> _What is being asked_
Extract every line below that contains the word "Ethylene".

> _Supplied information_
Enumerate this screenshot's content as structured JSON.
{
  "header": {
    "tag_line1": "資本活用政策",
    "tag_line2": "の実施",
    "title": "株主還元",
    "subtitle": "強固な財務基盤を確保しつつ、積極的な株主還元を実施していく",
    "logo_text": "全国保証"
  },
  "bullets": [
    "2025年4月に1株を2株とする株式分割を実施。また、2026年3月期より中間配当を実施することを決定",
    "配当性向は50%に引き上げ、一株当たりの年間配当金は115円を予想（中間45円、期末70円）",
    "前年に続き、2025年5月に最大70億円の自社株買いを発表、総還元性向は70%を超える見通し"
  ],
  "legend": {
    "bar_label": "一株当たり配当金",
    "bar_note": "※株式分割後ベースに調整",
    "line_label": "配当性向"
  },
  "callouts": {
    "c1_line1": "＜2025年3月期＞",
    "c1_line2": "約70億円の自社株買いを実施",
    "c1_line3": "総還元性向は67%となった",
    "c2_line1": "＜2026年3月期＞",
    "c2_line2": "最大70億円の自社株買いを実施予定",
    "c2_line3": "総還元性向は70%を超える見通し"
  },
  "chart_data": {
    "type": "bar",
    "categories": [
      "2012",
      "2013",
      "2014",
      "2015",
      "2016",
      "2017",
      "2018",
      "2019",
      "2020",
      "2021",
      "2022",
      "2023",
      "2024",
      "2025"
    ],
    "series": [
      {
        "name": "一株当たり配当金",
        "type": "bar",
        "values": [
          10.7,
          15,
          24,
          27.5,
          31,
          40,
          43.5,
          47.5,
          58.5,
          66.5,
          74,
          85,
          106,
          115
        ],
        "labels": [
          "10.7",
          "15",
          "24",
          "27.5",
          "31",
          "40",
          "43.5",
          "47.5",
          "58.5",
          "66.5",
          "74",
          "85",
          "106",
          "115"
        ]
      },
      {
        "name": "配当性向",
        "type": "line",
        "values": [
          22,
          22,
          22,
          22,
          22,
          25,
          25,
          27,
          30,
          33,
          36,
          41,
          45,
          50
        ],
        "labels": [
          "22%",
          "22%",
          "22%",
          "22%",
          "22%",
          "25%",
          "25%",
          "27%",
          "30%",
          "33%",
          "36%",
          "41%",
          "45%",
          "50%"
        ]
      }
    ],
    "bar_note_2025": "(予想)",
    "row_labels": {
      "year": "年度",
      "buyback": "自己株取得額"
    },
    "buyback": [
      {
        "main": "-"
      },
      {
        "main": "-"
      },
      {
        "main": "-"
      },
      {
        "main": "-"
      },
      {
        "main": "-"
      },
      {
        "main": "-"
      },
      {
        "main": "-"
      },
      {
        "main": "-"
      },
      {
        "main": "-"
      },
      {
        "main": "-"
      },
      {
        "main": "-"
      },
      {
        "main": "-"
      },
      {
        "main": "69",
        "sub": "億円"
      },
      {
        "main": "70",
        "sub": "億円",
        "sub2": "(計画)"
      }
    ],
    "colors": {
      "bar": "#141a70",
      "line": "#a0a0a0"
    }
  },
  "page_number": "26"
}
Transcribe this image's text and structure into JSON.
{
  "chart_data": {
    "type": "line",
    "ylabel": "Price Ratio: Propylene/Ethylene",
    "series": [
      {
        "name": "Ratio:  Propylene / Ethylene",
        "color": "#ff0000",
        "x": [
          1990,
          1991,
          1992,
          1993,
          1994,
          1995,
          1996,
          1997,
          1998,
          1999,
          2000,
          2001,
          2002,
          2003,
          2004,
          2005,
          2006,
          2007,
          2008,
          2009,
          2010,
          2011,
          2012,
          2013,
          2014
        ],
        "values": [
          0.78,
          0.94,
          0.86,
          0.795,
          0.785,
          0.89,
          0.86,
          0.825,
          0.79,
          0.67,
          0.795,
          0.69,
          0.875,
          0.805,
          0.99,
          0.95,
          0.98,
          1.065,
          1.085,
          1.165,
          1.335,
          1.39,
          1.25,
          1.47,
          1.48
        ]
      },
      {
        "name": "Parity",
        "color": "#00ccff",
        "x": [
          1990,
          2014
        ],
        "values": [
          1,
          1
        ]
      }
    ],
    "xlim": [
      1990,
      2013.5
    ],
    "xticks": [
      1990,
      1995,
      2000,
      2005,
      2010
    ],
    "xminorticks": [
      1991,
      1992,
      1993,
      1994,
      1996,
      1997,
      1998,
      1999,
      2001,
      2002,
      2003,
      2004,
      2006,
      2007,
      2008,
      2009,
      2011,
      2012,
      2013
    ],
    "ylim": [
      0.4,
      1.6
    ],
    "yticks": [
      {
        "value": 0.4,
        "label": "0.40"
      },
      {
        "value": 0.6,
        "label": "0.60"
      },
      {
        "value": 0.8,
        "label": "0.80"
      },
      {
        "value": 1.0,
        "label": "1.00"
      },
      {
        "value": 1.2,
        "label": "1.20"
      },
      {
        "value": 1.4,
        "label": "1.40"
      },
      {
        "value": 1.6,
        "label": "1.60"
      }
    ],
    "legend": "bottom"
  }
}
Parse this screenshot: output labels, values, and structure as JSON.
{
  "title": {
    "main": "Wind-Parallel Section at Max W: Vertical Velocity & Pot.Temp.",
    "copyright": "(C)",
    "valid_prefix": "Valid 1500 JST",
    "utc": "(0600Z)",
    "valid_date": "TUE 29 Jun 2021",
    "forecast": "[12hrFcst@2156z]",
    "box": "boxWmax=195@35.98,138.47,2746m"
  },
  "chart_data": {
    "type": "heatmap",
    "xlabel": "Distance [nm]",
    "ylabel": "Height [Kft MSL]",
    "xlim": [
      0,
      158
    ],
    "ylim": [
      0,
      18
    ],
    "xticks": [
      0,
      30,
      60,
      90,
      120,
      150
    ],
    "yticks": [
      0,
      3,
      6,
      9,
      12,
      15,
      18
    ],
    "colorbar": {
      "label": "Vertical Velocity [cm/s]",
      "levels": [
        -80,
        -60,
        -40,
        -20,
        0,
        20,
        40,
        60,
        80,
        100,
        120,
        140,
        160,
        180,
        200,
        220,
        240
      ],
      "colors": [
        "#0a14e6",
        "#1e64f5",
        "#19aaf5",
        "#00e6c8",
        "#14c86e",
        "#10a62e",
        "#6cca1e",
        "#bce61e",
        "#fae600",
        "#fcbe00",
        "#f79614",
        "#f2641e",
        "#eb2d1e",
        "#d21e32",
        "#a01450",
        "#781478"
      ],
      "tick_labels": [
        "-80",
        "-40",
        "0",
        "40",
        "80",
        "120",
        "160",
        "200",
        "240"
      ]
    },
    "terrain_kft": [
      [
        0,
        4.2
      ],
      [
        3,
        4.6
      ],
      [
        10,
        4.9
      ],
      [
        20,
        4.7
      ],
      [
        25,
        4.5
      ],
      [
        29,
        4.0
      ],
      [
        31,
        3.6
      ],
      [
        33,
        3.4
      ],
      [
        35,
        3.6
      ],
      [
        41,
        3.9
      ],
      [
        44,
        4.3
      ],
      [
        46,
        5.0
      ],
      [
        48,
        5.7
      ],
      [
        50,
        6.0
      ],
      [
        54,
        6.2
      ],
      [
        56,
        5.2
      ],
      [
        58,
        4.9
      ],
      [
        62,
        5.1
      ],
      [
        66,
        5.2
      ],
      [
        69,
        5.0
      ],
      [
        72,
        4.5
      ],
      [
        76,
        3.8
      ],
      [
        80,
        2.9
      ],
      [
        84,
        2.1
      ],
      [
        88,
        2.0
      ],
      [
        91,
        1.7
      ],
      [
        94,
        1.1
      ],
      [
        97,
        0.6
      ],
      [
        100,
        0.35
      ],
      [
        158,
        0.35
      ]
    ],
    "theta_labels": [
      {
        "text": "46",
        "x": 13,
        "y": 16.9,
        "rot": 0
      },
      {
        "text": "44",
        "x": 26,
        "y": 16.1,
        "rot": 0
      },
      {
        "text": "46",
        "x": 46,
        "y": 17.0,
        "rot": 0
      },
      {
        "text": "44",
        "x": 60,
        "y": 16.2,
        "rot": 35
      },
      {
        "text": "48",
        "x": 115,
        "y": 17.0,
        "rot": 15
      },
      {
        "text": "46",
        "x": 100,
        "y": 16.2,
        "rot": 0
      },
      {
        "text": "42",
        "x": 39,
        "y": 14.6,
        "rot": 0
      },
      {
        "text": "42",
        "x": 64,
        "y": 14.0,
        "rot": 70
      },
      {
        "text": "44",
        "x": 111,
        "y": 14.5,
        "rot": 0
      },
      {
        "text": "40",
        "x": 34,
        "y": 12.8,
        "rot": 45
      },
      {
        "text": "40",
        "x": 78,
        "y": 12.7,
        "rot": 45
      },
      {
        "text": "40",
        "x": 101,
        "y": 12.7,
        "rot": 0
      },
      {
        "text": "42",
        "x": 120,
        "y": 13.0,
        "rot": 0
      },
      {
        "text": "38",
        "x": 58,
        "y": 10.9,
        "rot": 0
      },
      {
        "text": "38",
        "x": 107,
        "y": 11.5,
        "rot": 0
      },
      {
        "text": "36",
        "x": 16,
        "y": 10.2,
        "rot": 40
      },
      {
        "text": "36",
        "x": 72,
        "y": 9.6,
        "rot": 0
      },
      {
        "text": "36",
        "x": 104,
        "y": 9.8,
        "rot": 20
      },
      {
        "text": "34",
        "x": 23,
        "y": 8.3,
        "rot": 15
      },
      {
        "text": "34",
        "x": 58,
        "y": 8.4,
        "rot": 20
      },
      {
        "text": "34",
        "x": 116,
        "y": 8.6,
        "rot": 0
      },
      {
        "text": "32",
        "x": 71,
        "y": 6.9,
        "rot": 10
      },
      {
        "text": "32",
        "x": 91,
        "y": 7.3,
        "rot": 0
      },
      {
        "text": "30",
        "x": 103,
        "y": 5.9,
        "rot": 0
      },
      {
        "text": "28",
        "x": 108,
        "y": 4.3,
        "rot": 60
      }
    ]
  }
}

> _Output of the task_
    "ylabel": "Price Ratio: Propylene/Ethylene",
        "name": "Ratio:  Propylene / Ethylene",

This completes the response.